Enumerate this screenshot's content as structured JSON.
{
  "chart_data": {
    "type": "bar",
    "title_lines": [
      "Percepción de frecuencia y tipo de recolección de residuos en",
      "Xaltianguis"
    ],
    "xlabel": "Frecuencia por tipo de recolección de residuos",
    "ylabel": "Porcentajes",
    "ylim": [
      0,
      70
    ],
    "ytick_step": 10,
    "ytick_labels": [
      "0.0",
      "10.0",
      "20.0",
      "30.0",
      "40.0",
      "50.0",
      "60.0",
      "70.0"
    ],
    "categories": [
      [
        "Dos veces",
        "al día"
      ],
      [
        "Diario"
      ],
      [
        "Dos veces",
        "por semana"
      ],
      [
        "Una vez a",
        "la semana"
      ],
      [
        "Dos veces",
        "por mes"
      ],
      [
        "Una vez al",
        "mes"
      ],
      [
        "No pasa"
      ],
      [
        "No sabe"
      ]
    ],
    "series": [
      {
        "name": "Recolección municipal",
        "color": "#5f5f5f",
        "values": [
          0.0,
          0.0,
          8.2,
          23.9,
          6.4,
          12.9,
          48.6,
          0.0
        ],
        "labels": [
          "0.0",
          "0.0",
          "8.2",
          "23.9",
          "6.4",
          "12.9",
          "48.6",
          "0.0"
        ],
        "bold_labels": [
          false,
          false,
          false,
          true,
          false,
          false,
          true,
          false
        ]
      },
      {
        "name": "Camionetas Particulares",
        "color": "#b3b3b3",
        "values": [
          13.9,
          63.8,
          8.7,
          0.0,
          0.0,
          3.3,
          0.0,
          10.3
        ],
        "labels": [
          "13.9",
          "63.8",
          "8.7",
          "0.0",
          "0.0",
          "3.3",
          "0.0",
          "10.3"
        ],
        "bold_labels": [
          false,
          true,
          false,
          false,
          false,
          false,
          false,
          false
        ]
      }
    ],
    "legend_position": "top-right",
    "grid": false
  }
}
• • •
What needs to be done
Repeat each record exactly. Omit nothing.

Complete output
Enumerate this screenshot's content as structured JSON.
{
  "chart_data": {
    "type": "bar",
    "title_lines": [
      "Percepción de frecuencia y tipo de recolección de residuos en",
      "Xaltianguis"
    ],
    "xlabel": "Frecuencia por tipo de recolección de residuos",
    "ylabel": "Porcentajes",
    "ylim": [
      0,
      70
    ],
    "ytick_step": 10,
    "ytick_labels": [
      "0.0",
      "10.0",
      "20.0",
      "30.0",
      "40.0",
      "50.0",
      "60.0",
      "70.0"
    ],
    "categories": [
      [
        "Dos veces",
        "al día"
      ],
      [
        "Diario"
      ],
      [
        "Dos veces",
        "por semana"
      ],
      [
        "Una vez a",
        "la semana"
      ],
      [
        "Dos veces",
        "por mes"
      ],
      [
        "Una vez al",
        "mes"
      ],
      [
        "No pasa"
      ],
      [
        "No sabe"
      ]
    ],
    "series": [
      {
        "name": "Recolección municipal",
        "color": "#5f5f5f",
        "values": [
          0.0,
          0.0,
          8.2,
          23.9,
          6.4,
          12.9,
          48.6,
          0.0
        ],
        "labels": [
          "0.0",
          "0.0",
          "8.2",
          "23.9",
          "6.4",
          "12.9",
          "48.6",
          "0.0"
        ],
        "bold_labels": [
          false,
          false,
          false,
          true,
          false,
          false,
          true,
          false
        ]
      },
      {
        "name": "Camionetas Particulares",
        "color": "#b3b3b3",
        "values": [
          13.9,
          63.8,
          8.7,
          0.0,
          0.0,
          3.3,
          0.0,
          10.3
        ],
        "labels": [
          "13.9",
          "63.8",
          "8.7",
          "0.0",
          "0.0",
          "3.3",
          "0.0",
          "10.3"
        ],
        "bold_labels": [
          false,
          true,
          false,
          false,
          false,
          false,
          false,
          false
        ]
      }
    ],
    "legend_position": "top-right",
    "grid": false
  }
}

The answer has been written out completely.